- **Aim**:
Keep only the lines that hold the string "this", filtering out the rest of the entries below.

- **Excerpted records**:
--

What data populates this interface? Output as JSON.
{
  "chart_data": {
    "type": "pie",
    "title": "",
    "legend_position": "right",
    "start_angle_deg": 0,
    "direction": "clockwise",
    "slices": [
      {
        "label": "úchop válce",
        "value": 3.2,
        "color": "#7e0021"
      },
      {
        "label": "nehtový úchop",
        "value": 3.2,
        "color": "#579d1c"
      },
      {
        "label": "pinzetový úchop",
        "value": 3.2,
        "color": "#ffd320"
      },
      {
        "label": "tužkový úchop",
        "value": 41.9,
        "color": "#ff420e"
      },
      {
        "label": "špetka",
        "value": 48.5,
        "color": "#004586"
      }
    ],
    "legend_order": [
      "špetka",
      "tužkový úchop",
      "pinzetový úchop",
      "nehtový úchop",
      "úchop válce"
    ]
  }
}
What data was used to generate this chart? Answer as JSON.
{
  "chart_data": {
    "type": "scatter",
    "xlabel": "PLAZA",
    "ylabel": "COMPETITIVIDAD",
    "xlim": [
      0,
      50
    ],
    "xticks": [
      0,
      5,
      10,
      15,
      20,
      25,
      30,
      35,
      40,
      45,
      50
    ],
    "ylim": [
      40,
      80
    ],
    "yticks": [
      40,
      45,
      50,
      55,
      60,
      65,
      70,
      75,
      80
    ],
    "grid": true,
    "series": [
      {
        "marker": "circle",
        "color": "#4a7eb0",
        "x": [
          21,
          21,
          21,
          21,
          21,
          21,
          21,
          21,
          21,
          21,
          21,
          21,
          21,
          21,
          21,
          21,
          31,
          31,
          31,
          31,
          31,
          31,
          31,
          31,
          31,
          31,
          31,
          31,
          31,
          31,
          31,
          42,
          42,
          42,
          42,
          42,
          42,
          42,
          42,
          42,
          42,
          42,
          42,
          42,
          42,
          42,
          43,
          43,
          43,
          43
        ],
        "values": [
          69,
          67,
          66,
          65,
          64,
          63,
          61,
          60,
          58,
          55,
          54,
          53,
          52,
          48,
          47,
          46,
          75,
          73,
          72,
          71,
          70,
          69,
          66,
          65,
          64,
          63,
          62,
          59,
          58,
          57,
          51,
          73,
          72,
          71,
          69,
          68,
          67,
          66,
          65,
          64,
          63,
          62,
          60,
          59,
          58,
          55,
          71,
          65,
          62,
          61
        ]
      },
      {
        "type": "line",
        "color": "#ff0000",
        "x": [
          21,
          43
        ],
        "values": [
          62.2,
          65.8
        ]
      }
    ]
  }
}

--

- **Solved exercise**:
What data populates this interface? Output as JSON.
What data was used to generate this chart? Answer as JSON.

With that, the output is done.